Extracted data entries ::
⟨

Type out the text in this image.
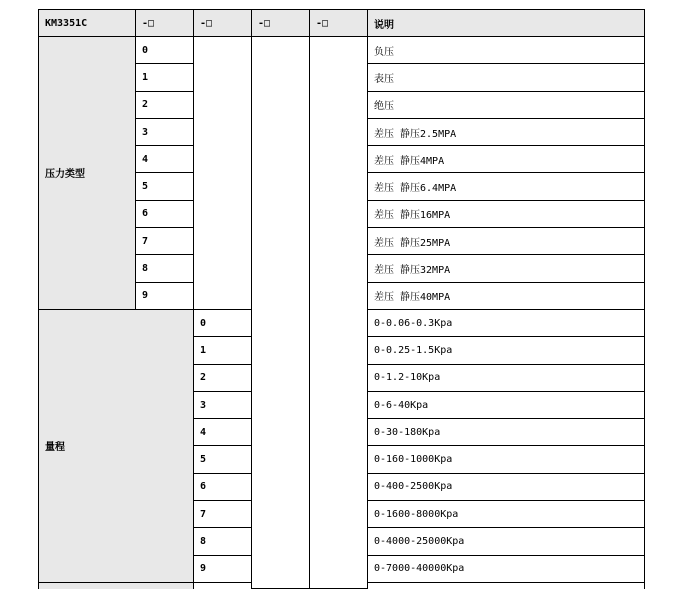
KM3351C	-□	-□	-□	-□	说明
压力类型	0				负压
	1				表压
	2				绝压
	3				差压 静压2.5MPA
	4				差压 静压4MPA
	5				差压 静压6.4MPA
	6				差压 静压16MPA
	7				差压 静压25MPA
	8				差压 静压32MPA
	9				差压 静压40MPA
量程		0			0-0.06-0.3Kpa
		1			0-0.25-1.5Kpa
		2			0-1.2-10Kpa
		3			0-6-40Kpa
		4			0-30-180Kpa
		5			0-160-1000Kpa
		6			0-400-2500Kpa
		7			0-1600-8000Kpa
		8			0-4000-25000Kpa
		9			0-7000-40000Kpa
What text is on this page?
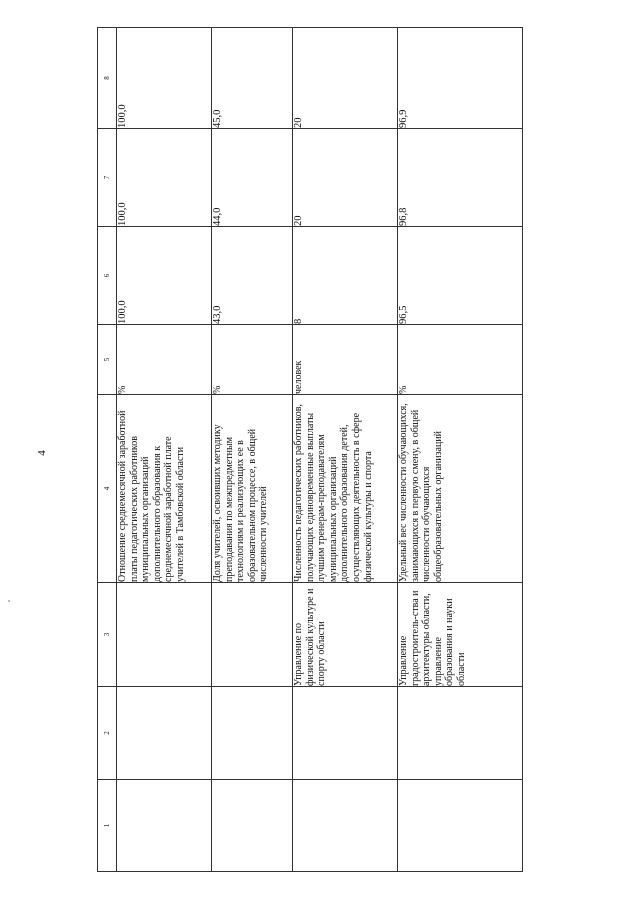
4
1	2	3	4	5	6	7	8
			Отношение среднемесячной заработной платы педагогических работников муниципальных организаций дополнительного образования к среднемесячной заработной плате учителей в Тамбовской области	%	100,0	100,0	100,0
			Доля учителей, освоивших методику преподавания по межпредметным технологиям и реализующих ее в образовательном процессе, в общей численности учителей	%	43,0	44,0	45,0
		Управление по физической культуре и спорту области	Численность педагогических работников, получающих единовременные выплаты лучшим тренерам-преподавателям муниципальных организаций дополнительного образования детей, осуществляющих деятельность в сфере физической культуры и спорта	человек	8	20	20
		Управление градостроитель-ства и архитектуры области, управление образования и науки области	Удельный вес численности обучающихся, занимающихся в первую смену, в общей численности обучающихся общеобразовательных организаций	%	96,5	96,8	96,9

⟩
⟨

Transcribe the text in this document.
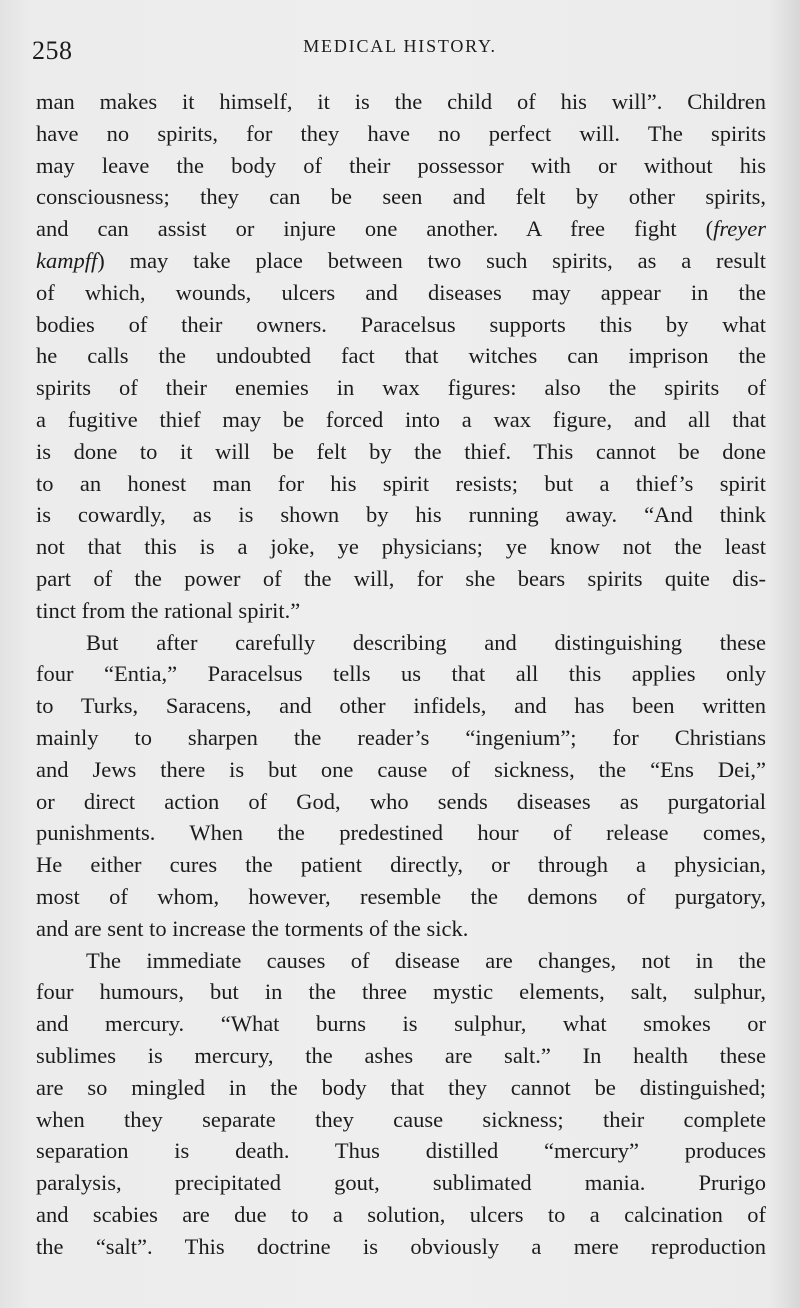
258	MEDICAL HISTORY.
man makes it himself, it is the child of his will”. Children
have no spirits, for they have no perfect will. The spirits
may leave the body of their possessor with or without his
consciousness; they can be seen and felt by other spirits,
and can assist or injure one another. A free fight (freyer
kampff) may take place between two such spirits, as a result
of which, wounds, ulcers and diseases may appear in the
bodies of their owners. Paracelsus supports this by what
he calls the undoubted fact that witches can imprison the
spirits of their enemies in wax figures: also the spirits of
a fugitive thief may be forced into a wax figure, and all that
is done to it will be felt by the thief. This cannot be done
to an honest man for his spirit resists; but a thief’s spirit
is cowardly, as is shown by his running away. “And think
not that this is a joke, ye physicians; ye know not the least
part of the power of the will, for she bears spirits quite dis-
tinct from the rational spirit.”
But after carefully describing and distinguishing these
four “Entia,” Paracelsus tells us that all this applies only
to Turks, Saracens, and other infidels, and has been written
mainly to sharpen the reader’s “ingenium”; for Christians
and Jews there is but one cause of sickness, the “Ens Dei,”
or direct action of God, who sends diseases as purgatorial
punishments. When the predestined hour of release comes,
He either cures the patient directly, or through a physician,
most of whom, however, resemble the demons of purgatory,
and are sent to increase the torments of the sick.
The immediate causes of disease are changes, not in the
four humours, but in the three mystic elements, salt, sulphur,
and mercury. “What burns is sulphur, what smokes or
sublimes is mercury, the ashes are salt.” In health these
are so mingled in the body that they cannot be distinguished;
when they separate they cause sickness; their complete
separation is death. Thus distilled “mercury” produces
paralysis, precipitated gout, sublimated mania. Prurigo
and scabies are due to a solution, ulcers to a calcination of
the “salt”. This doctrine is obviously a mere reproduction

⟩

TASK DIRECTIONS :: Take each line of the material that contains the word "Управление" and list it.

EXERCISE SOLUTION ::
		Управление по физической культуре и спорту области	Численность педагогических работников, получающих единовременные выплаты лучшим тренерам-преподавателям муниципальных организаций дополнительного образования детей, осуществляющих деятельность в сфере физической культуры и спорта	человек	8	20	20
		Управление градостроитель-ства и архитектуры области, управление образования и науки области	Удельный вес численности обучающихся, занимающихся в первую смену, в общей численности обучающихся общеобразовательных организаций	%	96,5	96,8	96,9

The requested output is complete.